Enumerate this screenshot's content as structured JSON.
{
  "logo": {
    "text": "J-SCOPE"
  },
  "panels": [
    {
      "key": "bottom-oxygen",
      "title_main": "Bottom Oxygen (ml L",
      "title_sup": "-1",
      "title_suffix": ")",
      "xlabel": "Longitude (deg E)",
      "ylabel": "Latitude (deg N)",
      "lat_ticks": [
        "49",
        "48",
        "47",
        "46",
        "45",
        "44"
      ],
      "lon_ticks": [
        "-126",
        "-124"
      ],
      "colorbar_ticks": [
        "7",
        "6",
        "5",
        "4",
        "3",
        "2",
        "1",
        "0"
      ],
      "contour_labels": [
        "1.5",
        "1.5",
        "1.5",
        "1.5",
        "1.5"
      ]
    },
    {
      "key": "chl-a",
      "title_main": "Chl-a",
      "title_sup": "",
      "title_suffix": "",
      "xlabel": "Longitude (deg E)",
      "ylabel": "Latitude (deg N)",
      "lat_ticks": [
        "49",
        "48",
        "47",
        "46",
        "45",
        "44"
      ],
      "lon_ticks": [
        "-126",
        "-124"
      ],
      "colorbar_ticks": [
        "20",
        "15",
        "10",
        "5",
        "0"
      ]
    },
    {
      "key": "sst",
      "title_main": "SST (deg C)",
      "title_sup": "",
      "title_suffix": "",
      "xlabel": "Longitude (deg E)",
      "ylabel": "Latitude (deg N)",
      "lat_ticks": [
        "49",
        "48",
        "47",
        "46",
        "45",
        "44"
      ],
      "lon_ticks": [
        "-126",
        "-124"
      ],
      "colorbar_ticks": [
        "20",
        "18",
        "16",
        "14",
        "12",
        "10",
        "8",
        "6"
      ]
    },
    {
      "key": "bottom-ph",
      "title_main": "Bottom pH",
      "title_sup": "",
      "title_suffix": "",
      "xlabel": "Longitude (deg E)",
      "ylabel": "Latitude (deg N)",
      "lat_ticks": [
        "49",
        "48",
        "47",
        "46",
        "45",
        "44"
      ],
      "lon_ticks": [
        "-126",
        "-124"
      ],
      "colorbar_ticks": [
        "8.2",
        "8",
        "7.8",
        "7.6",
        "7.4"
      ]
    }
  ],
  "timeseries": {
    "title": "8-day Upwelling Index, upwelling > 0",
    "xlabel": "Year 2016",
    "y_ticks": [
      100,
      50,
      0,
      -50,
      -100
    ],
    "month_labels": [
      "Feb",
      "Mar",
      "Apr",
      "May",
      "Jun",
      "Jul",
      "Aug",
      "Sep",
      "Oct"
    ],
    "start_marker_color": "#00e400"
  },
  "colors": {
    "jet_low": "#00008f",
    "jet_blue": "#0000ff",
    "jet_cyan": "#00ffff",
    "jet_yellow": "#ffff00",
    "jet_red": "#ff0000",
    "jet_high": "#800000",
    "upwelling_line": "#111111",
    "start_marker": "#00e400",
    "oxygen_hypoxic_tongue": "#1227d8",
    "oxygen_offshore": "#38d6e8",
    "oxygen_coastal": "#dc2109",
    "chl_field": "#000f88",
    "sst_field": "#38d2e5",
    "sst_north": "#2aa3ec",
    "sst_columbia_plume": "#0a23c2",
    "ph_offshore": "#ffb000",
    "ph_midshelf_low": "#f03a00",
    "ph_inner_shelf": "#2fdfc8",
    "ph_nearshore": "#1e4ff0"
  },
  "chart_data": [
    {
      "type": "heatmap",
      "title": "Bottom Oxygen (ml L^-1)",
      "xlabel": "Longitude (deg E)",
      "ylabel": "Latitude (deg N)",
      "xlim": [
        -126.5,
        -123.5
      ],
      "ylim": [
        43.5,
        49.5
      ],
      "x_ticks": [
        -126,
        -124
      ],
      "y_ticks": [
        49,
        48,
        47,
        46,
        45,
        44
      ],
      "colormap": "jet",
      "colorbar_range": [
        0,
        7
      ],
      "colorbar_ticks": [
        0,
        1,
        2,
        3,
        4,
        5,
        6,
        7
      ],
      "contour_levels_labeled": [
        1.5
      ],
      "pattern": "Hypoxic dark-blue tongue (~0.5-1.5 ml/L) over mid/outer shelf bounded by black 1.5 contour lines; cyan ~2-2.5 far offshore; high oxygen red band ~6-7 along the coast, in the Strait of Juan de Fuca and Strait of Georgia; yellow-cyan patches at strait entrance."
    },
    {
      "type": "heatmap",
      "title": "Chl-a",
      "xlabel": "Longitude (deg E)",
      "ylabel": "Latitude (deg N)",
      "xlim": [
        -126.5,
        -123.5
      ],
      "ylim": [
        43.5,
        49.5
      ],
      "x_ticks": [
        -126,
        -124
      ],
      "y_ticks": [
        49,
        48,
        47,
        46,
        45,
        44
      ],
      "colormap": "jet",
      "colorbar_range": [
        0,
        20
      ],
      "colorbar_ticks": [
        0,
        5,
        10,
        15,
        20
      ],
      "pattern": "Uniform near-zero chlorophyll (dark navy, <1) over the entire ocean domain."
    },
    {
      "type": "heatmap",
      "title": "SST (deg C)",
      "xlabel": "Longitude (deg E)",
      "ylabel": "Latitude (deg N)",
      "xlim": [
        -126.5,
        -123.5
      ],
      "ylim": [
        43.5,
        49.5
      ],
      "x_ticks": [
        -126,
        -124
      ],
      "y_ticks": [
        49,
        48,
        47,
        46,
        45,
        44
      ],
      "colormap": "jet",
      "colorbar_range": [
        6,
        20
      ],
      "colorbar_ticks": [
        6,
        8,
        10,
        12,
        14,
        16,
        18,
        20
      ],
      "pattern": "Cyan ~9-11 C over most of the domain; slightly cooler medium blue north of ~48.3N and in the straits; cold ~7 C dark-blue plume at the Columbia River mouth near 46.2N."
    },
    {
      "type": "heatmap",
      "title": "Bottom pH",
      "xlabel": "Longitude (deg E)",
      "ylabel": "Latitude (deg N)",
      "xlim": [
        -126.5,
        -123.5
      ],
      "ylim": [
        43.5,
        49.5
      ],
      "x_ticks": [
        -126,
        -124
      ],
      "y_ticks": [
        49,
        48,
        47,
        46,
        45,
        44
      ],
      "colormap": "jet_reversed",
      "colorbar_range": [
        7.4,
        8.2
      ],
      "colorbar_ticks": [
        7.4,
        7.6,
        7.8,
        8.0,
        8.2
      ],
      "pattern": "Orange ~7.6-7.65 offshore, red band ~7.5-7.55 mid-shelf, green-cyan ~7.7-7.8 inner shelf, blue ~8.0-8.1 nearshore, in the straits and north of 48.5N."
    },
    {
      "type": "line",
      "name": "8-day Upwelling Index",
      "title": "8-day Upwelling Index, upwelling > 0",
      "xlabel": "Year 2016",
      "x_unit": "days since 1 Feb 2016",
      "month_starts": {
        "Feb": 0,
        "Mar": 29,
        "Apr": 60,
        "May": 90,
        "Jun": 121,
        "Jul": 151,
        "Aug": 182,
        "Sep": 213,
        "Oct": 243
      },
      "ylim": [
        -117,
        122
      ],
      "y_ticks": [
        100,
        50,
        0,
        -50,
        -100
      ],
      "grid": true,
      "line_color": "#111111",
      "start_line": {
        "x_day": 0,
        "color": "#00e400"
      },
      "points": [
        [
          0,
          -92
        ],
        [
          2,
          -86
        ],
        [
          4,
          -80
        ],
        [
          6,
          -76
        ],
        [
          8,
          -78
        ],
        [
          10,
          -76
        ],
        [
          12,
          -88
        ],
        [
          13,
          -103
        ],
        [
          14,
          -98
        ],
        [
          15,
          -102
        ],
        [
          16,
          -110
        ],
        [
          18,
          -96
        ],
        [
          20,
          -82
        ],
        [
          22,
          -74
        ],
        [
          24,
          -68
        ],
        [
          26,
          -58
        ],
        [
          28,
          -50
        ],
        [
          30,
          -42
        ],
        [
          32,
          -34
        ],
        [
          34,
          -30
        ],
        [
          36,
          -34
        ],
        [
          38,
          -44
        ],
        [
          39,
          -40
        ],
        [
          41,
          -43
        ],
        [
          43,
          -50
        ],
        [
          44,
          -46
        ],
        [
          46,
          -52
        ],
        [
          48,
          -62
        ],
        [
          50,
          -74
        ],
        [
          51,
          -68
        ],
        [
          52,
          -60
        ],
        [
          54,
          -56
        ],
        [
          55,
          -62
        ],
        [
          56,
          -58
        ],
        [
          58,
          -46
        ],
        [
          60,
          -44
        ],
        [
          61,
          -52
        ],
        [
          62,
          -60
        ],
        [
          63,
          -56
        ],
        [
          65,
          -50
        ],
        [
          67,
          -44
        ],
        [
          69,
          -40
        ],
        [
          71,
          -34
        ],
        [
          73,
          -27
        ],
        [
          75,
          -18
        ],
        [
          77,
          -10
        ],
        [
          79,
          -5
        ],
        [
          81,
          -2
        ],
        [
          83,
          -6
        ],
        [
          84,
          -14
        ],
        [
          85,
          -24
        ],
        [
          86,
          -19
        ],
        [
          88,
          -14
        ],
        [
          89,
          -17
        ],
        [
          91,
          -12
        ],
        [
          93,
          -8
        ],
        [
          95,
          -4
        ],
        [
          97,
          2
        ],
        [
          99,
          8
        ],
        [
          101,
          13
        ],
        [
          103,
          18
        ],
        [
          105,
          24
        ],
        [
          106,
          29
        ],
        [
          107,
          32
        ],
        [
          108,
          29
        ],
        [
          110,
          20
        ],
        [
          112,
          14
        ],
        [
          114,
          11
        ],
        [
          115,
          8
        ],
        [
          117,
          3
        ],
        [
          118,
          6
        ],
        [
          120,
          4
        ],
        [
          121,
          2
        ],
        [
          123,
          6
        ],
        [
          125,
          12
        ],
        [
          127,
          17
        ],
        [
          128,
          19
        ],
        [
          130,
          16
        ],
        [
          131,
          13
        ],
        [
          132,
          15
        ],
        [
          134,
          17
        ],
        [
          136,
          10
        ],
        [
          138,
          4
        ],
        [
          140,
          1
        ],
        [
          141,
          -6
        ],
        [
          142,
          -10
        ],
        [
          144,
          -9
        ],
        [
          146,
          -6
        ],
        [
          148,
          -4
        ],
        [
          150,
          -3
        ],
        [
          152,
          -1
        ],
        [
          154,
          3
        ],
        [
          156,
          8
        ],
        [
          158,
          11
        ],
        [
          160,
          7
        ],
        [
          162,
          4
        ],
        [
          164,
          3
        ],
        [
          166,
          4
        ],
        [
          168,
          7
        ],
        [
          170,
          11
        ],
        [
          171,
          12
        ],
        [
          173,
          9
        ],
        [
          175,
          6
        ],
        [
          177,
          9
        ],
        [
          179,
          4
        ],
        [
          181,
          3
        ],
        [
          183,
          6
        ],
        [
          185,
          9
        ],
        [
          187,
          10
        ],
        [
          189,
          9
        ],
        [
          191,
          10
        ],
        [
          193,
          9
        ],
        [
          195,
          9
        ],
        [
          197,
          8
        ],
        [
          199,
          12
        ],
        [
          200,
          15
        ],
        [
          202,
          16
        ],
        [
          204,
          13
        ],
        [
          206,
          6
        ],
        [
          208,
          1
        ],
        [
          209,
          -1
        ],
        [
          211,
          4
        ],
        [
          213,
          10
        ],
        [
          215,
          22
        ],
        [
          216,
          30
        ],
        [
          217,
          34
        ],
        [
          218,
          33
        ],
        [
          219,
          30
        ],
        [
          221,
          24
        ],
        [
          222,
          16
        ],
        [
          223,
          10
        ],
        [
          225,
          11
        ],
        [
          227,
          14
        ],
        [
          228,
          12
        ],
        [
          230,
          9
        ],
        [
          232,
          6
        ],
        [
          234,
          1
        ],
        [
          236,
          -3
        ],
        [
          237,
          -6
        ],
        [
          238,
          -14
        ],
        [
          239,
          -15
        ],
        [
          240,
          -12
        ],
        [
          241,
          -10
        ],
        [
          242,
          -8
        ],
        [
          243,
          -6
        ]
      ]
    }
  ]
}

###

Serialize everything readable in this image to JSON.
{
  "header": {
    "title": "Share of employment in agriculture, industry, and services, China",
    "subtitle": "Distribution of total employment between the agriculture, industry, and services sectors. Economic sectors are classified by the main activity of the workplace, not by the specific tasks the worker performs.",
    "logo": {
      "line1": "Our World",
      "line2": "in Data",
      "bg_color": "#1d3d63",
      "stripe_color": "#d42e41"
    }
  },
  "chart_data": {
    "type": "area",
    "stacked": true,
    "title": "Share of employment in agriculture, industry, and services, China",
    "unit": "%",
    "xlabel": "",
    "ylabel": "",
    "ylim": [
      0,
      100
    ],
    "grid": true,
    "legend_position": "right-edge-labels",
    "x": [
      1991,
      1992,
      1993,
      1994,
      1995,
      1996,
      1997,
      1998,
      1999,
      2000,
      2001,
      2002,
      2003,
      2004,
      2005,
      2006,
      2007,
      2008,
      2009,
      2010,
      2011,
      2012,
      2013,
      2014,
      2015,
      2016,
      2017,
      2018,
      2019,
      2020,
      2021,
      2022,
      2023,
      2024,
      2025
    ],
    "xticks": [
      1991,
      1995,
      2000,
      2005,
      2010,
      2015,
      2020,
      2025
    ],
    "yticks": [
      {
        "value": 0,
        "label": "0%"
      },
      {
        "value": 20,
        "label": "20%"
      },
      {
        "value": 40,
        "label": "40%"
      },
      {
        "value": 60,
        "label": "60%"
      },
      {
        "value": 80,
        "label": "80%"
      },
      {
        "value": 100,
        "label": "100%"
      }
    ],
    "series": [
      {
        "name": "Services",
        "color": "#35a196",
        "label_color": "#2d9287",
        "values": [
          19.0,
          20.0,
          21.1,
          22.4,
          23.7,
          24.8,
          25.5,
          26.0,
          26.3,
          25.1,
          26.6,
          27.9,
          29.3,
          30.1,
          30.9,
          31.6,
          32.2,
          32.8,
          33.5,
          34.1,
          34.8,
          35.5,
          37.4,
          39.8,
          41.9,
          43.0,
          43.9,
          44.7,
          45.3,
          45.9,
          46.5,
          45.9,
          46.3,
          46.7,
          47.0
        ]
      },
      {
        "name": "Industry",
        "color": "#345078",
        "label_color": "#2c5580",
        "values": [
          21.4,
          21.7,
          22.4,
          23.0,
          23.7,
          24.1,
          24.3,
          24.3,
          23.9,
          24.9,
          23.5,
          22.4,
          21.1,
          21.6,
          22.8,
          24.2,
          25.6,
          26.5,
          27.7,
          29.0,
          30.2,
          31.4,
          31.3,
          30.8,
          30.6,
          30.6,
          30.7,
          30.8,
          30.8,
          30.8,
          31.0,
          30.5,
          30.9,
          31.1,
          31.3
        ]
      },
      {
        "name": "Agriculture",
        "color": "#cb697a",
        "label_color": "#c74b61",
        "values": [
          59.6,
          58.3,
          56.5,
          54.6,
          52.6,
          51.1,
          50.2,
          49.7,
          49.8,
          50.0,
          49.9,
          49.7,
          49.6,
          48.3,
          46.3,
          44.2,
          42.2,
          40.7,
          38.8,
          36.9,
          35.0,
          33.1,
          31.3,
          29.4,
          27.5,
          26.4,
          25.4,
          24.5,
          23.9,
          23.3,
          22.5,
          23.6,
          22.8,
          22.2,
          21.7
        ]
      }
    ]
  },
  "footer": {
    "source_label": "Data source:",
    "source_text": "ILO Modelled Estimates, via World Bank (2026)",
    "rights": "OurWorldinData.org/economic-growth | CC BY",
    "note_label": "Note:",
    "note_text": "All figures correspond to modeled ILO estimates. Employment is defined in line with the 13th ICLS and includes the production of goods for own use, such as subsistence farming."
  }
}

###

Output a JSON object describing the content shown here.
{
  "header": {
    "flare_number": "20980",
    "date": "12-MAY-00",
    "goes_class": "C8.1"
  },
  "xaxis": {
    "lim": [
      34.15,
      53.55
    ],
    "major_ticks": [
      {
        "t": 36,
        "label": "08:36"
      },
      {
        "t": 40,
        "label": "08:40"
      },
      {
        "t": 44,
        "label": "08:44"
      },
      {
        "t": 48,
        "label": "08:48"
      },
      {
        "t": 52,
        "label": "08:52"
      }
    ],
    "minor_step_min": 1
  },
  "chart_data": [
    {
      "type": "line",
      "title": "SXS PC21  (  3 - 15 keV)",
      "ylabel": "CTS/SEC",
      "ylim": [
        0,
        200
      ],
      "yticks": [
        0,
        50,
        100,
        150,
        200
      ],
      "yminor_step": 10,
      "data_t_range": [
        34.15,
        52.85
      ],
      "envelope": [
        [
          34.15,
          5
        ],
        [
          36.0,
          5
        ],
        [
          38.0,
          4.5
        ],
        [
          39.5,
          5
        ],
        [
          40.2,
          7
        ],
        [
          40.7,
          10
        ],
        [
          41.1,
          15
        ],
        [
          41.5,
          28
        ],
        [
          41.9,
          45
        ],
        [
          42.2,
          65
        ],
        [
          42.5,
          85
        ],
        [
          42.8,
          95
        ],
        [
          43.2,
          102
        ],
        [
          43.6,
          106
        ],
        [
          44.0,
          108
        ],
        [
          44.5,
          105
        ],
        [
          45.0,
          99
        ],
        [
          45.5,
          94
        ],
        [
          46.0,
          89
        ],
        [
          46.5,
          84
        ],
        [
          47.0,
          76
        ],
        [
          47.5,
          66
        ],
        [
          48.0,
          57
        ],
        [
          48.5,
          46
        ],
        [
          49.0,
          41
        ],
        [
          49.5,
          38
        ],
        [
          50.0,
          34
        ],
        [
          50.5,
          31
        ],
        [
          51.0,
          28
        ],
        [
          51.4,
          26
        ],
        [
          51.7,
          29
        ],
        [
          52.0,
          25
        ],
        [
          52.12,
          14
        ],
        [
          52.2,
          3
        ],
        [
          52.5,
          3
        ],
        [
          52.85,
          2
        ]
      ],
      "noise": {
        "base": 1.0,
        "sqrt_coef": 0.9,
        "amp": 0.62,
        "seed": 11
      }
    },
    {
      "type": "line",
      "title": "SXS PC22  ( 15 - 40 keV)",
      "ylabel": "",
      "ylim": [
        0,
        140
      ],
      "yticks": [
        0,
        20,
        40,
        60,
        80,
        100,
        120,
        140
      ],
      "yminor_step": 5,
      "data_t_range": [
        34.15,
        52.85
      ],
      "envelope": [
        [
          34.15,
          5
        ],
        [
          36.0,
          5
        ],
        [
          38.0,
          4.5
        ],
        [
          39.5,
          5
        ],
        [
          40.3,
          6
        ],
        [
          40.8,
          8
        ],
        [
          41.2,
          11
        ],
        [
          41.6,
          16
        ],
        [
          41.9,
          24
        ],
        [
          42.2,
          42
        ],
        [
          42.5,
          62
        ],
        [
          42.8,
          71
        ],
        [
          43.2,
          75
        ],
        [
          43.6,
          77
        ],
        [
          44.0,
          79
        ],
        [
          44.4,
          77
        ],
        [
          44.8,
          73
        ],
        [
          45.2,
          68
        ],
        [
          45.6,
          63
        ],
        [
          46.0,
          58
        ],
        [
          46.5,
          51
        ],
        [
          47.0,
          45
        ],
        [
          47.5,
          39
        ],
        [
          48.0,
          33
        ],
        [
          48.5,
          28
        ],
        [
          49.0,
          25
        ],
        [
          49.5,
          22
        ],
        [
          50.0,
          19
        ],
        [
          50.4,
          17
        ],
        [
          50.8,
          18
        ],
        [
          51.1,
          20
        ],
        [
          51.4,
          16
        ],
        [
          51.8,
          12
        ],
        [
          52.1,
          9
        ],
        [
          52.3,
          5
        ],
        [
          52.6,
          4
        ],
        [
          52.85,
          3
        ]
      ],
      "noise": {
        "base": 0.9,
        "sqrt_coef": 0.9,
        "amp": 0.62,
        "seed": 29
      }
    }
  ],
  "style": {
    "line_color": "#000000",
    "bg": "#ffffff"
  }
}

###

Looking at the records above, tally the lines holding "pattern" and reply with that number only.

4